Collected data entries
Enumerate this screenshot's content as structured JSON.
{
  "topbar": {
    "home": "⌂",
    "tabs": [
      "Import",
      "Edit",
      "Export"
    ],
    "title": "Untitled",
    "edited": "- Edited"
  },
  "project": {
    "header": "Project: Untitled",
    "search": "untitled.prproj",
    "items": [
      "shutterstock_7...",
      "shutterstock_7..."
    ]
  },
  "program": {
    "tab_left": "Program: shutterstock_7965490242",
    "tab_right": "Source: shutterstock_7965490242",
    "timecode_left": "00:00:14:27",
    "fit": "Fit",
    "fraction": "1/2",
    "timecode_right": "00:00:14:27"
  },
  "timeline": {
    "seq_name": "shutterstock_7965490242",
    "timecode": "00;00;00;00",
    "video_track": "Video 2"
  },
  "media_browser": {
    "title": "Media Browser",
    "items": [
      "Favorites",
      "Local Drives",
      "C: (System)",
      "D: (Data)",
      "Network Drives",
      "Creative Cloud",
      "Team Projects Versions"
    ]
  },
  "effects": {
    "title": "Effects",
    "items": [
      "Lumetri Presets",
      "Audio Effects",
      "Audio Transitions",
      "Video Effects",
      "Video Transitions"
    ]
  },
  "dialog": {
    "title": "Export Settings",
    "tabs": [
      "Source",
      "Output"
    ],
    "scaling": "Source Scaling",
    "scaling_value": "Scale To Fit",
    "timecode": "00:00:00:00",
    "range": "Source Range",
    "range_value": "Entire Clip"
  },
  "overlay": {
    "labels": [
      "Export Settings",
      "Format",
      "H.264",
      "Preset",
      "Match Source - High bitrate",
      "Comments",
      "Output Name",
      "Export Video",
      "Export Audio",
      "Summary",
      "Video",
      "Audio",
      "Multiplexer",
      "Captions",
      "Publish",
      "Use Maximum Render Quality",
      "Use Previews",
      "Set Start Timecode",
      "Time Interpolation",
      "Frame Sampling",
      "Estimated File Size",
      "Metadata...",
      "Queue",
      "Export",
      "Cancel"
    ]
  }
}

* [Given exercise]: Working from the material above, retype it in its entirety without change.

* [Exercise output]:
Enumerate this screenshot's content as structured JSON.
{
  "topbar": {
    "home": "⌂",
    "tabs": [
      "Import",
      "Edit",
      "Export"
    ],
    "title": "Untitled",
    "edited": "- Edited"
  },
  "project": {
    "header": "Project: Untitled",
    "search": "untitled.prproj",
    "items": [
      "shutterstock_7...",
      "shutterstock_7..."
    ]
  },
  "program": {
    "tab_left": "Program: shutterstock_7965490242",
    "tab_right": "Source: shutterstock_7965490242",
    "timecode_left": "00:00:14:27",
    "fit": "Fit",
    "fraction": "1/2",
    "timecode_right": "00:00:14:27"
  },
  "timeline": {
    "seq_name": "shutterstock_7965490242",
    "timecode": "00;00;00;00",
    "video_track": "Video 2"
  },
  "media_browser": {
    "title": "Media Browser",
    "items": [
      "Favorites",
      "Local Drives",
      "C: (System)",
      "D: (Data)",
      "Network Drives",
      "Creative Cloud",
      "Team Projects Versions"
    ]
  },
  "effects": {
    "title": "Effects",
    "items": [
      "Lumetri Presets",
      "Audio Effects",
      "Audio Transitions",
      "Video Effects",
      "Video Transitions"
    ]
  },
  "dialog": {
    "title": "Export Settings",
    "tabs": [
      "Source",
      "Output"
    ],
    "scaling": "Source Scaling",
    "scaling_value": "Scale To Fit",
    "timecode": "00:00:00:00",
    "range": "Source Range",
    "range_value": "Entire Clip"
  },
  "overlay": {
    "labels": [
      "Export Settings",
      "Format",
      "H.264",
      "Preset",
      "Match Source - High bitrate",
      "Comments",
      "Output Name",
      "Export Video",
      "Export Audio",
      "Summary",
      "Video",
      "Audio",
      "Multiplexer",
      "Captions",
      "Publish",
      "Use Maximum Render Quality",
      "Use Previews",
      "Set Start Timecode",
      "Time Interpolation",
      "Frame Sampling",
      "Estimated File Size",
      "Metadata...",
      "Queue",
      "Export",
      "Cancel"
    ]
  }
}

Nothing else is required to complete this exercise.